Выбранный фрагмент →
════════════════
В. Г. Белинского поразило, насколько «тупой» и «пошлый» народ немцы. Оба они преодолели в себе западничество. В свою очередь, И. В. Киреевский и Ф. И. Тютчев, будучи славянофилами, знали Европу и умели ценить ее. Так что те и другие не только противостояли, но и во многом дополняли друг друга.

В 60–70-х годах Н. Я. Данилевский, Ф. М. Достоевский и Н. Ф. Федоров формируют «русскую идею», развитие которой завершает В. С. Соловьев. По их воззрениям, русская идея ― это всечеловечность, поэтому Россия должна сыграть роль «души мира». Примечательно, что сходные мысли о вселенской миссии России высказывали ― и тогда и после ― некоторые именитые иностранцы. Немецкий философ В. Шубарт был убежден, что русская идея ― это идея свободы. Ф. Ницше видел, что только Россия способна противостоять жалкой европейской буржуазности.
А. Тойнби пророчил гибель Запада и торжество русской цивилизации.

Обращение русской интеллигенции к марксизму в последние десятилетия XIX века означало победу ориентации на сближение России с Западом. К началу XX века большинство политически активных людей во всех слоях общества считали необходимым радикальное изменение существующего строя. Марксисты той эпохи видели путь к социалистическому будущему России в ускоренном развитии капитализма по европейскому образцу,
и основной задачей предстоящей революции считали преодоление отсталости страны от Запада. При этом они рассматривали Россию как средоточие противоречий и отводили ей роль «слабого звена» в системе капитализма; прорыв в этом звене способен положить начало эпохе пролетарских революций в странах развитого капитализма. Отсюда возникла идея «проскочить» капиталистическую стадию развития страны на волне мировой пролетарской революции. Ее подготовка и инициация стали для большинства партийных лидеров главной из ближайших политических задач.
════════════════
Исходные данные →

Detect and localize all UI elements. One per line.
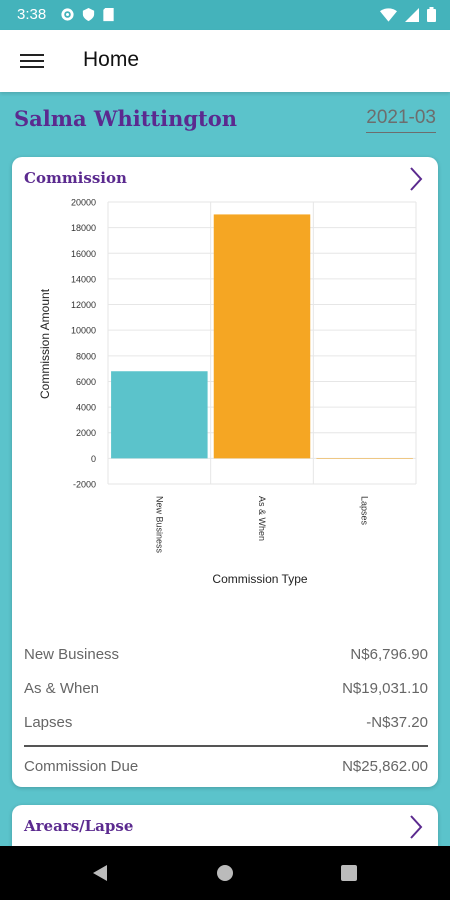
════════════════
Что сделать →
1) Изложите фрагмент о русской идее и марксизме в двух предложениях.
2) Продолжите фрагмент о русской идее и марксизме начиная после его последнего предложения.
Список выше к фрагменту не относится.

Ответы →
1) В 60–70-х годах Данилевский, Достоевский и Федоров сформировали «русскую идею» как всечеловечность, развитие которой завершил Соловьев, а сходные мысли о вселенской миссии России высказывали и некоторые именитые иностранцы. Обращение интеллигенции к марксизму в последние десятилетия XIX века означало победу ориентации на сближение с Западом, и марксисты, считая Россию «слабым звеном» капитализма, пришли к идее «проскочить» капиталистическую стадию на волне мировой пролетарской революции.

2)
Что же касается Востока, то он тоже должен был последовать примеру Европы. По оценке В. И. Ленина, «Восток окончательно встал на дорожку Запада» и примет участие в борьбе за его идеалы.

Между тем мировая революция не состоялась. И уже НЭП стал шагом назад, отступлением от социалистических задач, связанным с осознанием утопичности былых надежд. НЭП принес с собой утверждение капиталистических порядков в распределении и торговле; в общественной жизни стал задавать тон «нэпман» ― спекулянт, лавочник, продажный чиновник, а в деревне ― кулак и подкулачник. Товаров стало много, торговец процветал, но росли нищета, безработица, преступность, падение нравов, коррупция чиновников. Это было добровольное отступление с громадными издержками, ― такой была «российская плата» за разочарование в революционных возможностях европейского пролетариата. Для многих становится ясно, что коммунизм ― не для западного человека, что это специфически русское явление, которое Запад отвергнет. Так и произошло: вместо пролетарской революции на авансцену европейской общественной жизни выступил фашизм.

Изменившаяся мировая ситуация позволила сторонникам самобытного развития страны, сгруппировавшимся вокруг И. В. Сталина, оттеснить идеологов мировой революции от лидерства в партии и взять курс на построение «русского социализма». И. В. Сталин отстаивал идею лидерства СССР в мировом историческом процессе и тем самым возродил традиционную «русскую идею» на новой основе. Он рассматривал марксизм
как самую передовую социальную технологию, опираясь на которую страна может создать мощную технико-экономическую базу, разрешить таким образом спор с Западом и отстоять свою самобытность. Основу этой самобытности он видел в русской национальной культуре.

В результате острой политической борьбы к середине 20-х годов утвердился курс на строительство социализма в одной стране. Марксизм, став государственно-политическим явлением, довольно быстро трансформировался и стал тем, что обычно называют «русским» или «советским» марксизмом. Это решающим образом сказалось на политике, был выработан специфически российский способ интенсификации экономики: коллективизация, индустриализация и т. д.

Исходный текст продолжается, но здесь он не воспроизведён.